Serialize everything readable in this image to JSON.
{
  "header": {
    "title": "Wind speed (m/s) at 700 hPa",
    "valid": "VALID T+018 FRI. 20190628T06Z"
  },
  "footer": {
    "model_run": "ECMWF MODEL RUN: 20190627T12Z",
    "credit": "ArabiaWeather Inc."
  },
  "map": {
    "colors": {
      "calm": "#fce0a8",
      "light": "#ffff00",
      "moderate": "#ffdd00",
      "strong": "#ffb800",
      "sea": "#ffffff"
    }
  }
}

* **WHAT YOU NEED TO DO**: Make an exact copy of the material above.

* **EXPECTED ANSWER**:
Serialize everything readable in this image to JSON.
{
  "header": {
    "title": "Wind speed (m/s) at 700 hPa",
    "valid": "VALID T+018 FRI. 20190628T06Z"
  },
  "footer": {
    "model_run": "ECMWF MODEL RUN: 20190627T12Z",
    "credit": "ArabiaWeather Inc."
  },
  "map": {
    "colors": {
      "calm": "#fce0a8",
      "light": "#ffff00",
      "moderate": "#ffdd00",
      "strong": "#ffb800",
      "sea": "#ffffff"
    }
  }
}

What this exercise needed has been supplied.